Passage shown
New Hampshire State Prison for Women
- Interactive map of New Hampshire State Prison for Women
- Location: 42 Perimeter Road Concord, New Hampshire;
- Status: Operational
- Security class: maximum, medium, and minimum security
- Capacity: 105
- Opened: 2018
- Managed by: New Hampshire Department of Corrections

= New Hampshire State Prison for Women =

Women's prison in New Hampshire, U.S.

New Hampshire State Prison for Women is an American women's prison in Concord, New Hampshire. It is the only women's prison in the U.S. state of New Hampshire. The New Hampshire Department of Corrections facility is also located in Concord.

== History ==
The original New Hampshire State Prison for Women was located in Goffstown and was created in 1989 in response to a sex discrimination lawsuit against the New Hampshire authorities. The old prison received criticism for discriminations on the grounds of the inmates having fewer facilities and them receiving fewer support services than the equivalent New Hampshire State Prison for Men. A class action lawsuit was brought against the New Hampshire Department of Corrections as a result of the poor facilities at the Goffstown prison.

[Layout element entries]
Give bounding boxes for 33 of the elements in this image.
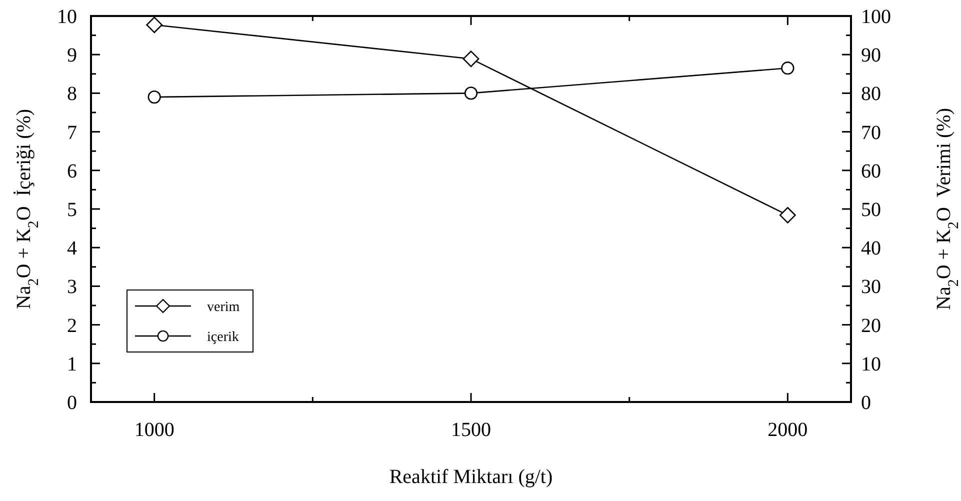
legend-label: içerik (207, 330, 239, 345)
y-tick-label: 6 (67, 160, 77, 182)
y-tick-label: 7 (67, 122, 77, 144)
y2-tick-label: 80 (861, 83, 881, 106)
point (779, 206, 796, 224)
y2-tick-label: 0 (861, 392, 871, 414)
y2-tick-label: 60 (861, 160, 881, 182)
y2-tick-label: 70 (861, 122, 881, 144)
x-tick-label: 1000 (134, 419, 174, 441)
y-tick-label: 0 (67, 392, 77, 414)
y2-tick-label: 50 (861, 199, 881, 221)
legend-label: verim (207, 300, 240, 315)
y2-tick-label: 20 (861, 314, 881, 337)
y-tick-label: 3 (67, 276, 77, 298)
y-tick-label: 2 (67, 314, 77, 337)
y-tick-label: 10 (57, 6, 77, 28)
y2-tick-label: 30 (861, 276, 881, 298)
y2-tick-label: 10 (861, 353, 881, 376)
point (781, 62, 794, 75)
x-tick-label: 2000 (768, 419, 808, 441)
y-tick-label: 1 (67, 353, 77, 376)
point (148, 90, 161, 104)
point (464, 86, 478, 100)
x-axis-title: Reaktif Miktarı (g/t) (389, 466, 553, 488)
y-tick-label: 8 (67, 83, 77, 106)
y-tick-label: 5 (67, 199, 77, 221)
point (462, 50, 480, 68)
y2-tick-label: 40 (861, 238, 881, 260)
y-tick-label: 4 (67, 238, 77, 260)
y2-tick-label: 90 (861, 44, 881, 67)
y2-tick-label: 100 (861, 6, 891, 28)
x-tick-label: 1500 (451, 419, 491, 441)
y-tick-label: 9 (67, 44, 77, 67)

Given problem
Extract the text about the New Hampshire State Prison for Women in full, word for word. Work only from the text about the New Hampshire State Prison for Women; ignore the entries.

Task response
New Hampshire State Prison for Women
- Interactive map of New Hampshire State Prison for Women
- Location: 42 Perimeter Road Concord, New Hampshire;
- Status: Operational
- Security class: maximum, medium, and minimum security
- Capacity: 105
- Opened: 2018
- Managed by: New Hampshire Department of Corrections

= New Hampshire State Prison for Women =

Women's prison in New Hampshire, U.S.

New Hampshire State Prison for Women is an American women's prison in Concord, New Hampshire. It is the only women's prison in the U.S. state of New Hampshire. The New Hampshire Department of Corrections facility is also located in Concord.

== History ==
The original New Hampshire State Prison for Women was located in Goffstown and was created in 1989 in response to a sex discrimination lawsuit against the New Hampshire authorities. The old prison received criticism for discriminations on the grounds of the inmates having fewer facilities and them receiving fewer support services than the equivalent New Hampshire State Prison for Men. A class action lawsuit was brought against the New Hampshire Department of Corrections as a result of the poor facilities at the Goffstown prison.